(Figure content listings)
::::::

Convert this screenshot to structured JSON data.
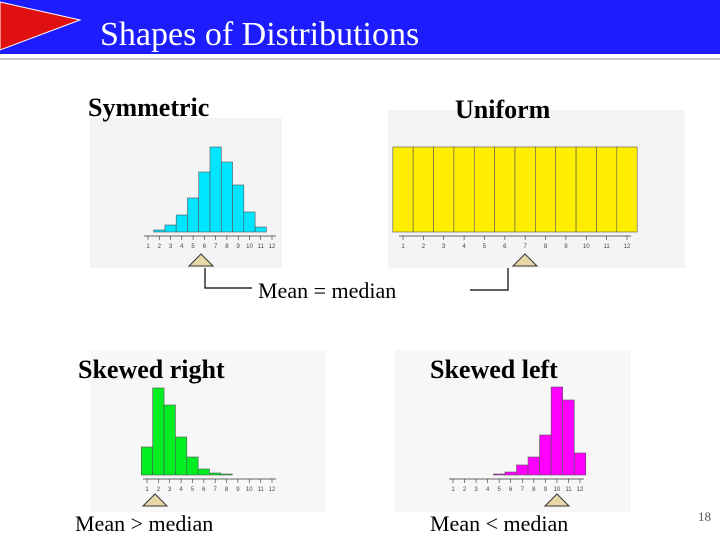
{
  "title": "Shapes of Distributions",
  "panels": [
    {
      "label": "Symmetric",
      "type": "bar",
      "color": "#00e5ff",
      "categories": [
        "1",
        "2",
        "3",
        "4",
        "5",
        "6",
        "7",
        "8",
        "9",
        "10",
        "11",
        "12"
      ],
      "values": [
        0,
        2,
        7,
        17,
        34,
        60,
        85,
        70,
        47,
        20,
        5,
        0
      ]
    },
    {
      "label": "Uniform",
      "type": "bar",
      "color": "#ffee00",
      "categories": [
        "1",
        "2",
        "3",
        "4",
        "5",
        "6",
        "7",
        "8",
        "9",
        "10",
        "11",
        "12"
      ],
      "values": [
        85,
        85,
        85,
        85,
        85,
        85,
        85,
        85,
        85,
        85,
        85,
        85
      ]
    },
    {
      "label": "Skewed right",
      "type": "bar",
      "color": "#00ee22",
      "categories": [
        "1",
        "2",
        "3",
        "4",
        "5",
        "6",
        "7",
        "8",
        "9",
        "10",
        "11",
        "12"
      ],
      "values": [
        28,
        87,
        70,
        38,
        18,
        6,
        2,
        1,
        0,
        0,
        0,
        0
      ]
    },
    {
      "label": "Skewed left",
      "type": "bar",
      "color": "#ff00ff",
      "categories": [
        "1",
        "2",
        "3",
        "4",
        "5",
        "6",
        "7",
        "8",
        "9",
        "10",
        "11",
        "12"
      ],
      "values": [
        0,
        0,
        0,
        0,
        1,
        3,
        10,
        18,
        40,
        88,
        75,
        22
      ]
    }
  ],
  "annotations": [
    "Mean  =  median",
    "Mean > median",
    "Mean < median"
  ],
  "page_number": "18"
}
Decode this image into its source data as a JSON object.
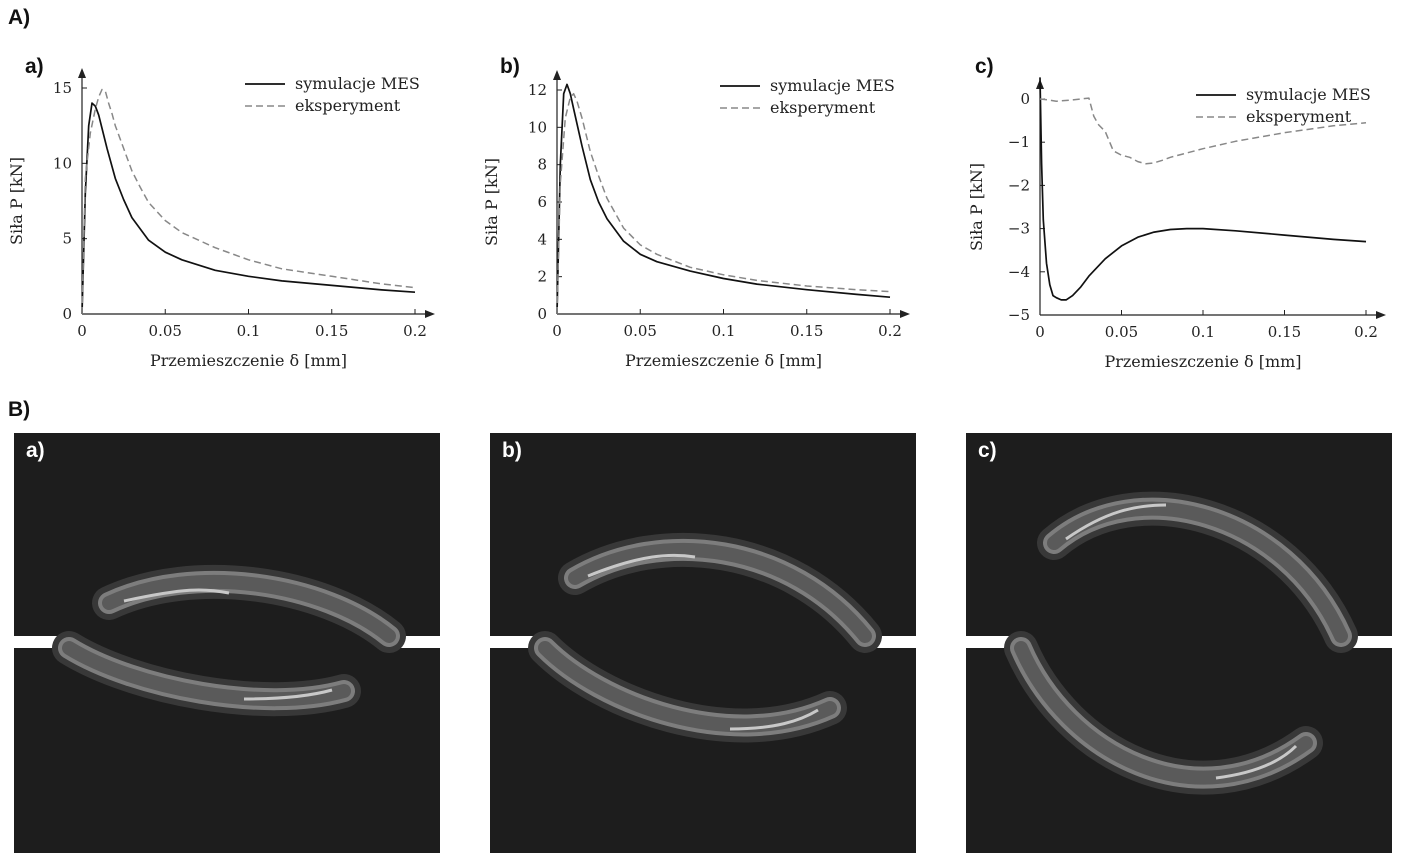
{
  "section_a_label": "A)",
  "section_b_label": "B)",
  "chart_data": [
    {
      "type": "line",
      "panel_label": "a)",
      "xlabel": "Przemieszczenie δ [mm]",
      "ylabel": "Siła P [kN]",
      "xlim": [
        0,
        0.2
      ],
      "ylim": [
        0,
        15
      ],
      "xticks": [
        0,
        0.05,
        0.1,
        0.15,
        0.2
      ],
      "xtick_labels": [
        "0",
        "0.05",
        "0.1",
        "0.15",
        "0.2"
      ],
      "yticks": [
        0,
        5,
        10,
        15
      ],
      "ytick_labels": [
        "0",
        "5",
        "10",
        "15"
      ],
      "legend_position": "top-right",
      "series": [
        {
          "name": "symulacje MES",
          "style": "solid",
          "color": "#111111",
          "x": [
            0,
            0.002,
            0.004,
            0.006,
            0.008,
            0.01,
            0.015,
            0.02,
            0.025,
            0.03,
            0.04,
            0.05,
            0.06,
            0.08,
            0.1,
            0.12,
            0.15,
            0.18,
            0.2
          ],
          "y": [
            0,
            8,
            12.5,
            14,
            13.8,
            13.2,
            11,
            9,
            7.6,
            6.4,
            4.9,
            4.1,
            3.6,
            2.9,
            2.5,
            2.2,
            1.9,
            1.6,
            1.45
          ]
        },
        {
          "name": "eksperyment",
          "style": "dashed",
          "color": "#888888",
          "x": [
            0,
            0.002,
            0.005,
            0.008,
            0.01,
            0.012,
            0.014,
            0.016,
            0.018,
            0.02,
            0.025,
            0.03,
            0.035,
            0.04,
            0.05,
            0.06,
            0.08,
            0.1,
            0.12,
            0.15,
            0.18,
            0.2
          ],
          "y": [
            0,
            9,
            12,
            13.6,
            14.4,
            14.9,
            14.8,
            14,
            13.3,
            12.5,
            11,
            9.5,
            8.4,
            7.4,
            6.2,
            5.4,
            4.4,
            3.6,
            3.0,
            2.5,
            2.0,
            1.75
          ]
        }
      ]
    },
    {
      "type": "line",
      "panel_label": "b)",
      "xlabel": "Przemieszczenie δ [mm]",
      "ylabel": "Siła P [kN]",
      "xlim": [
        0,
        0.2
      ],
      "ylim": [
        0,
        12
      ],
      "xticks": [
        0,
        0.05,
        0.1,
        0.15,
        0.2
      ],
      "xtick_labels": [
        "0",
        "0.05",
        "0.1",
        "0.15",
        "0.2"
      ],
      "yticks": [
        0,
        2,
        4,
        6,
        8,
        10,
        12
      ],
      "ytick_labels": [
        "0",
        "2",
        "4",
        "6",
        "8",
        "10",
        "12"
      ],
      "legend_position": "top-right",
      "series": [
        {
          "name": "symulacje MES",
          "style": "solid",
          "color": "#111111",
          "x": [
            0,
            0.002,
            0.004,
            0.006,
            0.008,
            0.01,
            0.015,
            0.02,
            0.025,
            0.03,
            0.04,
            0.05,
            0.06,
            0.08,
            0.1,
            0.12,
            0.15,
            0.18,
            0.2
          ],
          "y": [
            0,
            8,
            11.8,
            12.3,
            11.8,
            11,
            9,
            7.2,
            6,
            5.1,
            3.9,
            3.2,
            2.8,
            2.3,
            1.9,
            1.6,
            1.3,
            1.05,
            0.9
          ]
        },
        {
          "name": "eksperyment",
          "style": "dashed",
          "color": "#888888",
          "x": [
            0,
            0.002,
            0.005,
            0.008,
            0.01,
            0.012,
            0.015,
            0.02,
            0.025,
            0.03,
            0.04,
            0.05,
            0.06,
            0.08,
            0.1,
            0.12,
            0.15,
            0.18,
            0.2
          ],
          "y": [
            0,
            7,
            10.5,
            11.6,
            11.8,
            11.4,
            10.5,
            8.7,
            7.4,
            6.2,
            4.6,
            3.7,
            3.2,
            2.5,
            2.1,
            1.8,
            1.5,
            1.3,
            1.2
          ]
        }
      ]
    },
    {
      "type": "line",
      "panel_label": "c)",
      "xlabel": "Przemieszczenie δ [mm]",
      "ylabel": "Siła P [kN]",
      "xlim": [
        0,
        0.2
      ],
      "ylim": [
        -5,
        0
      ],
      "xticks": [
        0,
        0.05,
        0.1,
        0.15,
        0.2
      ],
      "xtick_labels": [
        "0",
        "0.05",
        "0.1",
        "0.15",
        "0.2"
      ],
      "yticks": [
        -5,
        -4,
        -3,
        -2,
        -1,
        0
      ],
      "ytick_labels": [
        "−5",
        "−4",
        "−3",
        "−2",
        "−1",
        "0"
      ],
      "legend_position": "top-right",
      "series": [
        {
          "name": "symulacje MES",
          "style": "solid",
          "color": "#111111",
          "x": [
            0,
            0.001,
            0.002,
            0.004,
            0.006,
            0.008,
            0.01,
            0.013,
            0.016,
            0.02,
            0.025,
            0.03,
            0.04,
            0.05,
            0.06,
            0.07,
            0.08,
            0.09,
            0.1,
            0.12,
            0.15,
            0.18,
            0.2
          ],
          "y": [
            0.5,
            -1.5,
            -2.8,
            -3.8,
            -4.3,
            -4.55,
            -4.6,
            -4.65,
            -4.65,
            -4.55,
            -4.35,
            -4.1,
            -3.7,
            -3.4,
            -3.2,
            -3.08,
            -3.02,
            -3.0,
            -3.0,
            -3.05,
            -3.15,
            -3.25,
            -3.3
          ]
        },
        {
          "name": "eksperyment",
          "style": "dashed",
          "color": "#888888",
          "x": [
            0,
            0.005,
            0.01,
            0.02,
            0.03,
            0.033,
            0.036,
            0.04,
            0.045,
            0.05,
            0.055,
            0.06,
            0.065,
            0.07,
            0.075,
            0.08,
            0.09,
            0.1,
            0.12,
            0.15,
            0.18,
            0.2
          ],
          "y": [
            0,
            -0.02,
            -0.05,
            -0.02,
            0.02,
            -0.4,
            -0.6,
            -0.75,
            -1.2,
            -1.3,
            -1.35,
            -1.45,
            -1.5,
            -1.48,
            -1.42,
            -1.35,
            -1.25,
            -1.15,
            -0.98,
            -0.78,
            -0.62,
            -0.55
          ]
        }
      ]
    }
  ],
  "simulation_panels": [
    {
      "label": "a)"
    },
    {
      "label": "b)"
    },
    {
      "label": "c)"
    }
  ]
}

::::::

## Exercise brief:
Copy out every line in the entries above that holds "this".

## Written answer:
Convert this screenshot to structured JSON data.
Decode this image into its source data as a JSON object.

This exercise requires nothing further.